[Start]

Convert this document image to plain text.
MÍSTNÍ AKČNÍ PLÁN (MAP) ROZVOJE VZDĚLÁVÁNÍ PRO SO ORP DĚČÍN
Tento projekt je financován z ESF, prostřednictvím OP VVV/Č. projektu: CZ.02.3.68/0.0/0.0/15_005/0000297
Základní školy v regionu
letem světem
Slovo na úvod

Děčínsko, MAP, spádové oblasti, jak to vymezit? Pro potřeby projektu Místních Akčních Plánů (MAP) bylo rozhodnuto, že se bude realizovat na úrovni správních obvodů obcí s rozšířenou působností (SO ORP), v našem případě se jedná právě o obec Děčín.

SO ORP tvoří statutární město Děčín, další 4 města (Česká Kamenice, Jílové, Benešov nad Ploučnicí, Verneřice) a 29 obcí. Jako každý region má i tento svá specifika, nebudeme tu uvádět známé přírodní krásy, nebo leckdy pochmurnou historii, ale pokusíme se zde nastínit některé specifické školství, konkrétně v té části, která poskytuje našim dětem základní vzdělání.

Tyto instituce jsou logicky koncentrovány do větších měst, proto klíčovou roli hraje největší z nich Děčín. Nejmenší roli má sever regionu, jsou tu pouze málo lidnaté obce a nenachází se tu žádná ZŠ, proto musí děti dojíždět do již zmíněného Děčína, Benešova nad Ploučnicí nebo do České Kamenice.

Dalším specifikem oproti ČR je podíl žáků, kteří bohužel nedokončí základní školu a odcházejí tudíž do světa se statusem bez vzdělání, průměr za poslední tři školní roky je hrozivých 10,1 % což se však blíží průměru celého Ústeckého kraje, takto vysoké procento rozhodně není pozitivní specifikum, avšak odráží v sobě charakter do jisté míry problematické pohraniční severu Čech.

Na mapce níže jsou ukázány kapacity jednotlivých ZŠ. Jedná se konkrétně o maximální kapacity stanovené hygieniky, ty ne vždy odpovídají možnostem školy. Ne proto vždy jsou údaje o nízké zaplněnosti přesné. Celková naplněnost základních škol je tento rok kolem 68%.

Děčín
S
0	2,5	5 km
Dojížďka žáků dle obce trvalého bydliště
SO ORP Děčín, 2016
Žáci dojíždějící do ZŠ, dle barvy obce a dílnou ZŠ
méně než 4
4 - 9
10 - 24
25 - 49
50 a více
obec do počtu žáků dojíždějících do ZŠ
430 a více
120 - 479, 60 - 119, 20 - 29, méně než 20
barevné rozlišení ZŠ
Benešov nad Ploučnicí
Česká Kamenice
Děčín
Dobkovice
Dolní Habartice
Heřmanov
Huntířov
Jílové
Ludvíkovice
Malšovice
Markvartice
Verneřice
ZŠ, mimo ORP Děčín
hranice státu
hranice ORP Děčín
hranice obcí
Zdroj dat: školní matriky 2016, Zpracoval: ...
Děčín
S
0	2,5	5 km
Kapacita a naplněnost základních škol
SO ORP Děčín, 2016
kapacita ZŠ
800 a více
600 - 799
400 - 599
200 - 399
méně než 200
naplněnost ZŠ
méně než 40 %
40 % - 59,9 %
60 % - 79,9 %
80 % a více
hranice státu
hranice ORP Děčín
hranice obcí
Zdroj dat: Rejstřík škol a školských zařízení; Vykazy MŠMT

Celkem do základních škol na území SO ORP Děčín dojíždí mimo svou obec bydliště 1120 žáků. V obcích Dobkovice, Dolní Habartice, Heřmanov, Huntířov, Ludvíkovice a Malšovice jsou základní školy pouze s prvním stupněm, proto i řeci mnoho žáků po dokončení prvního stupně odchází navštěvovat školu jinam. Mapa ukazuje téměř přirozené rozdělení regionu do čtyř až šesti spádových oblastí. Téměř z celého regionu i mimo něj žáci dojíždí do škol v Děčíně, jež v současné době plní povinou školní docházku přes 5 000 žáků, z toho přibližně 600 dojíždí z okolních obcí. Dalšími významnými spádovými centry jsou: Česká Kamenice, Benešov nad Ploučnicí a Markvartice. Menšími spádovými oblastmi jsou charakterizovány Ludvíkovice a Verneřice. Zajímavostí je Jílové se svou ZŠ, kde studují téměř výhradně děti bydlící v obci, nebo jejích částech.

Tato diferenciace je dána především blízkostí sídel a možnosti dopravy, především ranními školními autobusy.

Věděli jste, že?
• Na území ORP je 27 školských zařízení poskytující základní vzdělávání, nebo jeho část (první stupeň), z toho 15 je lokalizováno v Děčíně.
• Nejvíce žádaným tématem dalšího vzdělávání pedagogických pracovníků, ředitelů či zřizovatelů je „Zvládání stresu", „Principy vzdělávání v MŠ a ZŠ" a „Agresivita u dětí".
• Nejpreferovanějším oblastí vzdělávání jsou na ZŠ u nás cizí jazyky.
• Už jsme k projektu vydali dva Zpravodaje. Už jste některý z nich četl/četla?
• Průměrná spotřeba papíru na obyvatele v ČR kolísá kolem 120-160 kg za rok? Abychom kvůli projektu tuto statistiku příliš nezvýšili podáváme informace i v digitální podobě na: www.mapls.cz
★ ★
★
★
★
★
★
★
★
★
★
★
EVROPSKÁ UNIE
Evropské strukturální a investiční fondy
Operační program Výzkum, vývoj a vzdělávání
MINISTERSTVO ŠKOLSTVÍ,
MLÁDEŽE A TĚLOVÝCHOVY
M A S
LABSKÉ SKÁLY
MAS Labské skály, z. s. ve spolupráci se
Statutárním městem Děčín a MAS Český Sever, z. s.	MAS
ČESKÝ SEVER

[End]

> _Request_
Each record should come back exactly as written.

> _Full answer_
Convert this document image to plain text.
MÍSTNÍ AKČNÍ PLÁN (MAP) ROZVOJE VZDĚLÁVÁNÍ PRO SO ORP DĚČÍN
Tento projekt je financován z ESF, prostřednictvím OP VVV/Č. projektu: CZ.02.3.68/0.0/0.0/15_005/0000297
Základní školy v regionu
letem světem
Slovo na úvod

Děčínsko, MAP, spádové oblasti, jak to vymezit? Pro potřeby projektu Místních Akčních Plánů (MAP) bylo rozhodnuto, že se bude realizovat na úrovni správních obvodů obcí s rozšířenou působností (SO ORP), v našem případě se jedná právě o obec Děčín.

SO ORP tvoří statutární město Děčín, další 4 města (Česká Kamenice, Jílové, Benešov nad Ploučnicí, Verneřice) a 29 obcí. Jako každý region má i tento svá specifika, nebudeme tu uvádět známé přírodní krásy, nebo leckdy pochmurnou historii, ale pokusíme se zde nastínit některé specifické školství, konkrétně v té části, která poskytuje našim dětem základní vzdělání.

Tyto instituce jsou logicky koncentrovány do větších měst, proto klíčovou roli hraje největší z nich Děčín. Nejmenší roli má sever regionu, jsou tu pouze málo lidnaté obce a nenachází se tu žádná ZŠ, proto musí děti dojíždět do již zmíněného Děčína, Benešova nad Ploučnicí nebo do České Kamenice.

Dalším specifikem oproti ČR je podíl žáků, kteří bohužel nedokončí základní školu a odcházejí tudíž do světa se statusem bez vzdělání, průměr za poslední tři školní roky je hrozivých 10,1 % což se však blíží průměru celého Ústeckého kraje, takto vysoké procento rozhodně není pozitivní specifikum, avšak odráží v sobě charakter do jisté míry problematické pohraniční severu Čech.

Na mapce níže jsou ukázány kapacity jednotlivých ZŠ. Jedná se konkrétně o maximální kapacity stanovené hygieniky, ty ne vždy odpovídají možnostem školy. Ne proto vždy jsou údaje o nízké zaplněnosti přesné. Celková naplněnost základních škol je tento rok kolem 68%.

Děčín
S
0	2,5	5 km
Dojížďka žáků dle obce trvalého bydliště
SO ORP Děčín, 2016
Žáci dojíždějící do ZŠ, dle barvy obce a dílnou ZŠ
méně než 4
4 - 9
10 - 24
25 - 49
50 a více
obec do počtu žáků dojíždějících do ZŠ
430 a více
120 - 479, 60 - 119, 20 - 29, méně než 20
barevné rozlišení ZŠ
Benešov nad Ploučnicí
Česká Kamenice
Děčín
Dobkovice
Dolní Habartice
Heřmanov
Huntířov
Jílové
Ludvíkovice
Malšovice
Markvartice
Verneřice
ZŠ, mimo ORP Děčín
hranice státu
hranice ORP Děčín
hranice obcí
Zdroj dat: školní matriky 2016, Zpracoval: ...
Děčín
S
0	2,5	5 km
Kapacita a naplněnost základních škol
SO ORP Děčín, 2016
kapacita ZŠ
800 a více
600 - 799
400 - 599
200 - 399
méně než 200
naplněnost ZŠ
méně než 40 %
40 % - 59,9 %
60 % - 79,9 %
80 % a více
hranice státu
hranice ORP Děčín
hranice obcí
Zdroj dat: Rejstřík škol a školských zařízení; Vykazy MŠMT

Celkem do základních škol na území SO ORP Děčín dojíždí mimo svou obec bydliště 1120 žáků. V obcích Dobkovice, Dolní Habartice, Heřmanov, Huntířov, Ludvíkovice a Malšovice jsou základní školy pouze s prvním stupněm, proto i řeci mnoho žáků po dokončení prvního stupně odchází navštěvovat školu jinam. Mapa ukazuje téměř přirozené rozdělení regionu do čtyř až šesti spádových oblastí. Téměř z celého regionu i mimo něj žáci dojíždí do škol v Děčíně, jež v současné době plní povinou školní docházku přes 5 000 žáků, z toho přibližně 600 dojíždí z okolních obcí. Dalšími významnými spádovými centry jsou: Česká Kamenice, Benešov nad Ploučnicí a Markvartice. Menšími spádovými oblastmi jsou charakterizovány Ludvíkovice a Verneřice. Zajímavostí je Jílové se svou ZŠ, kde studují téměř výhradně děti bydlící v obci, nebo jejích částech.

Tato diferenciace je dána především blízkostí sídel a možnosti dopravy, především ranními školními autobusy.

Věděli jste, že?
• Na území ORP je 27 školských zařízení poskytující základní vzdělávání, nebo jeho část (první stupeň), z toho 15 je lokalizováno v Děčíně.
• Nejvíce žádaným tématem dalšího vzdělávání pedagogických pracovníků, ředitelů či zřizovatelů je „Zvládání stresu", „Principy vzdělávání v MŠ a ZŠ" a „Agresivita u dětí".
• Nejpreferovanějším oblastí vzdělávání jsou na ZŠ u nás cizí jazyky.
• Už jsme k projektu vydali dva Zpravodaje. Už jste některý z nich četl/četla?
• Průměrná spotřeba papíru na obyvatele v ČR kolísá kolem 120-160 kg za rok? Abychom kvůli projektu tuto statistiku příliš nezvýšili podáváme informace i v digitální podobě na: www.mapls.cz
★ ★
★
★
★
★
★
★
★
★
★
★
EVROPSKÁ UNIE
Evropské strukturální a investiční fondy
Operační program Výzkum, vývoj a vzdělávání
MINISTERSTVO ŠKOLSTVÍ,
MLÁDEŽE A TĚLOVÝCHOVY
M A S
LABSKÉ SKÁLY
MAS Labské skály, z. s. ve spolupráci se
Statutárním městem Děčín a MAS Český Sever, z. s.	MAS
ČESKÝ SEVER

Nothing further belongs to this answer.